▸ Instruction
Copy out the lines that include the word "ἕνας".

Dataset items

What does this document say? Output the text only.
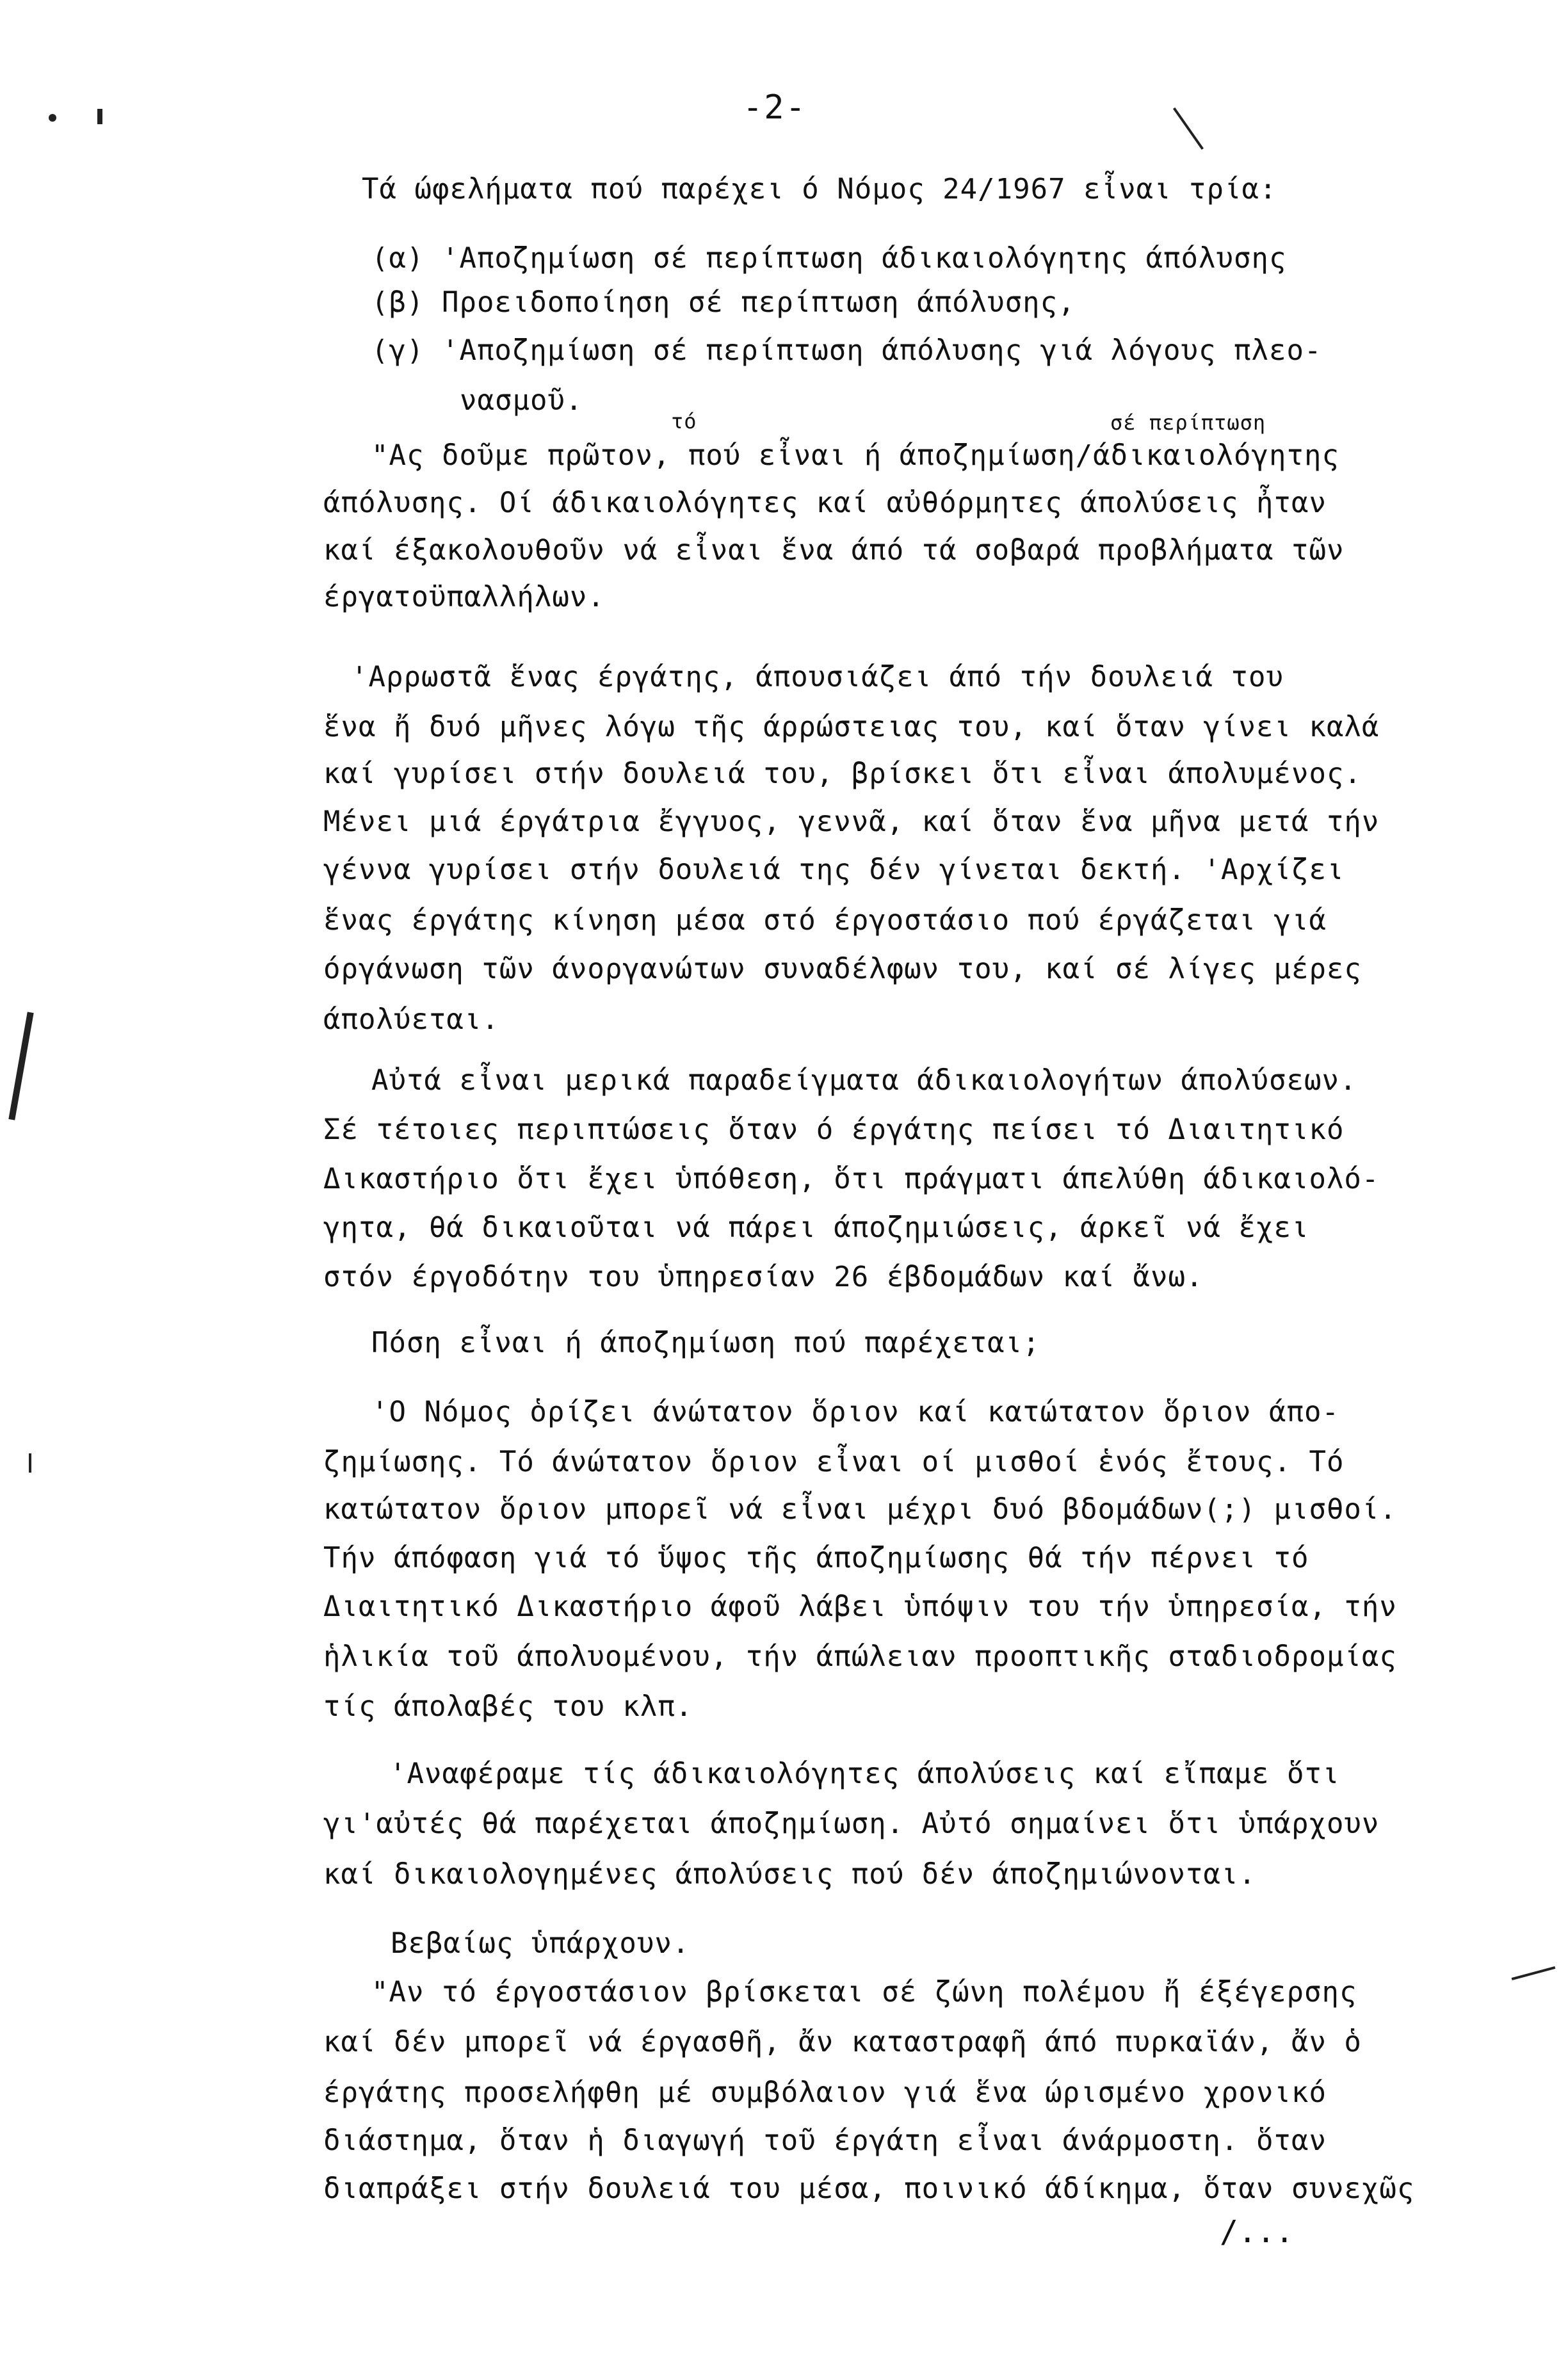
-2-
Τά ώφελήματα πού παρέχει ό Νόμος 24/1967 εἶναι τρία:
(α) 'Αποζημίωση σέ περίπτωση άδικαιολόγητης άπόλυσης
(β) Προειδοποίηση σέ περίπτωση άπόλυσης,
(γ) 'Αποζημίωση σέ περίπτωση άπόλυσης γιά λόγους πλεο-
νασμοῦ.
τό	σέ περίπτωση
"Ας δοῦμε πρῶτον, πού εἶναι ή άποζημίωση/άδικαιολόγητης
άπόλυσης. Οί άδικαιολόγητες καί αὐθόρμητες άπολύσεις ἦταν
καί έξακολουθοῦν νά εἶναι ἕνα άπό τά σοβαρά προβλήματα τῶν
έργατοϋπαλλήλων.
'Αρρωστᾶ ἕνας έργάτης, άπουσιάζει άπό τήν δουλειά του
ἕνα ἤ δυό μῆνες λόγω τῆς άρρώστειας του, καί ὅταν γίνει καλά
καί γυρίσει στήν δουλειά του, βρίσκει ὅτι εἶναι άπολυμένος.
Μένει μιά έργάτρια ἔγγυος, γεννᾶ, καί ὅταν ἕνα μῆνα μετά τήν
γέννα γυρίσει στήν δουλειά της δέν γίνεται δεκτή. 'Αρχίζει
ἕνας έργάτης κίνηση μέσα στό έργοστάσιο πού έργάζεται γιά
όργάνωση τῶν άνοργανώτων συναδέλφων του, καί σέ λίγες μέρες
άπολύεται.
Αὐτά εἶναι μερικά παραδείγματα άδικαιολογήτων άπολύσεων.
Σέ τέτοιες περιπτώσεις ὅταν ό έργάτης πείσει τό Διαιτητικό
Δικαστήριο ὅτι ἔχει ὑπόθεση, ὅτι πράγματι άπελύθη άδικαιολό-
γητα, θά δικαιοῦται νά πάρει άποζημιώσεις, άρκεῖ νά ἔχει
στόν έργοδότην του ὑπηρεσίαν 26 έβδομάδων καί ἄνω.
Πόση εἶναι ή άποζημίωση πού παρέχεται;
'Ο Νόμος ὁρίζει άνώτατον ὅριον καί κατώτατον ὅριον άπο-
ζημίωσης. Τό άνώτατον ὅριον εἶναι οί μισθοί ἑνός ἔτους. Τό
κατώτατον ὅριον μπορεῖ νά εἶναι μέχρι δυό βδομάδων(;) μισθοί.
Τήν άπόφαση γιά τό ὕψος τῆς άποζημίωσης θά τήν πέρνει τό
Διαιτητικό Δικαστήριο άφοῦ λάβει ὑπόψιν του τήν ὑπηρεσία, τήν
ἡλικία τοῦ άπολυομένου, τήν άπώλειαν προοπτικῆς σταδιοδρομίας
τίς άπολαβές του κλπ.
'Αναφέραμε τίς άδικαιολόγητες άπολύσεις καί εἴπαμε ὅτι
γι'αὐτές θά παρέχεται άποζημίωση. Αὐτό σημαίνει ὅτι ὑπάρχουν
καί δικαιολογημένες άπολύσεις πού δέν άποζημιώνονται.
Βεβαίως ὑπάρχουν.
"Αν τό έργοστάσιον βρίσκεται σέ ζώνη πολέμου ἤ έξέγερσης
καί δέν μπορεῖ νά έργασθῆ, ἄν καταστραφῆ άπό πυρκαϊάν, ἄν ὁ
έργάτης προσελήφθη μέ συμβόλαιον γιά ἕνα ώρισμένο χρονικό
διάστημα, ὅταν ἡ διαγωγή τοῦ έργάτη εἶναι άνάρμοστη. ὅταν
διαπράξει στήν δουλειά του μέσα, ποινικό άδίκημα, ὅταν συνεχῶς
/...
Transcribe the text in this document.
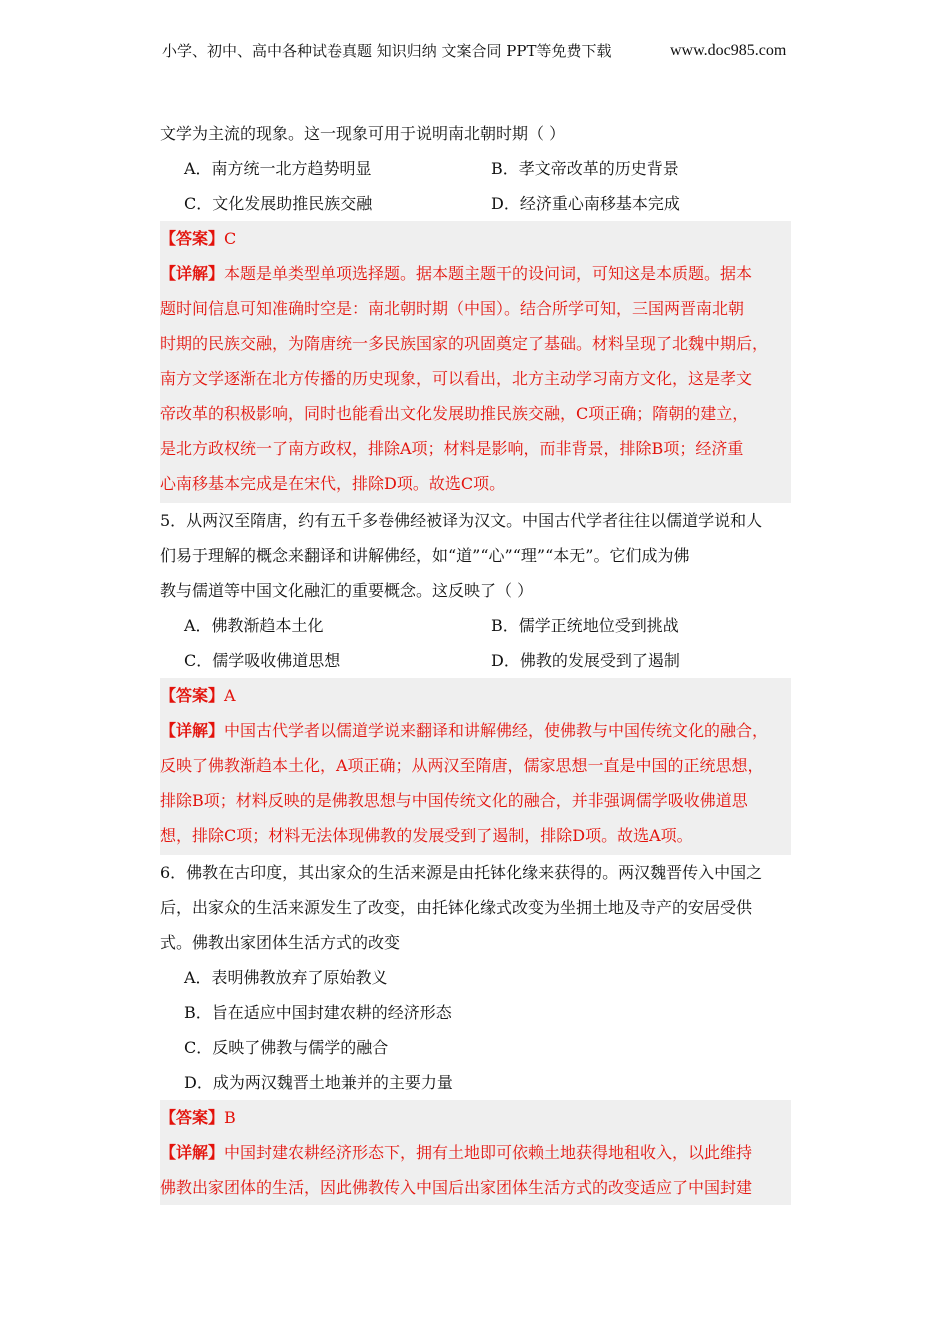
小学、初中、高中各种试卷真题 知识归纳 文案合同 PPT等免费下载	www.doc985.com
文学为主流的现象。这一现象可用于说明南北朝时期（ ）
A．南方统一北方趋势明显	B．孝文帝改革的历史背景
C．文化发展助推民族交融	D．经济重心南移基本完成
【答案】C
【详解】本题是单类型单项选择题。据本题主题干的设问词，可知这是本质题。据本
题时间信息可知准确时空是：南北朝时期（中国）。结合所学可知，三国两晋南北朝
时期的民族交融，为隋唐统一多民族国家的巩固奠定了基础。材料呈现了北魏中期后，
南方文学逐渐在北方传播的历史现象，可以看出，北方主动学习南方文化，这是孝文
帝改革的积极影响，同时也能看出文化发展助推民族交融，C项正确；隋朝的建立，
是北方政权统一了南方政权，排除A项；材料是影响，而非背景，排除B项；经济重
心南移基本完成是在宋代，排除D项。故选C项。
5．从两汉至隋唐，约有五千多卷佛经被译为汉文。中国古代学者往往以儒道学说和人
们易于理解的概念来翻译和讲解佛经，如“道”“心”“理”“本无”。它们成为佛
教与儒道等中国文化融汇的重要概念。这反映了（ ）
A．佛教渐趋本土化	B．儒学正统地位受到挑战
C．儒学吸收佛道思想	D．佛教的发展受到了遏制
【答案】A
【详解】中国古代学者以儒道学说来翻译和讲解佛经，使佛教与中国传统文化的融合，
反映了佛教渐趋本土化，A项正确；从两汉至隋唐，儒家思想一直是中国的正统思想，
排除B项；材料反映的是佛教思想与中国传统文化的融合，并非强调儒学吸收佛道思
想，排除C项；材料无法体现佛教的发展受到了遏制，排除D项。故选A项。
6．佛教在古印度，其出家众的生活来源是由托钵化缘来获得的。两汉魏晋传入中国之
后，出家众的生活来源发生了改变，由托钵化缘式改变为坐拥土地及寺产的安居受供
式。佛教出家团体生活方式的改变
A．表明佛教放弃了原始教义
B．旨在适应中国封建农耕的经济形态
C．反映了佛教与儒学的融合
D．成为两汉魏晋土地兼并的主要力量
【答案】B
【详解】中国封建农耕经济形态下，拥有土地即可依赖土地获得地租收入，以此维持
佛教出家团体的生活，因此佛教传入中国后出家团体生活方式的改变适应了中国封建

▸ Correct response
'Αρρωστᾶ ἕνας έργάτης, άπουσιάζει άπό τήν δουλειά του
ἕνας έργάτης κίνηση μέσα στό έργοστάσιο πού έργάζεται γιά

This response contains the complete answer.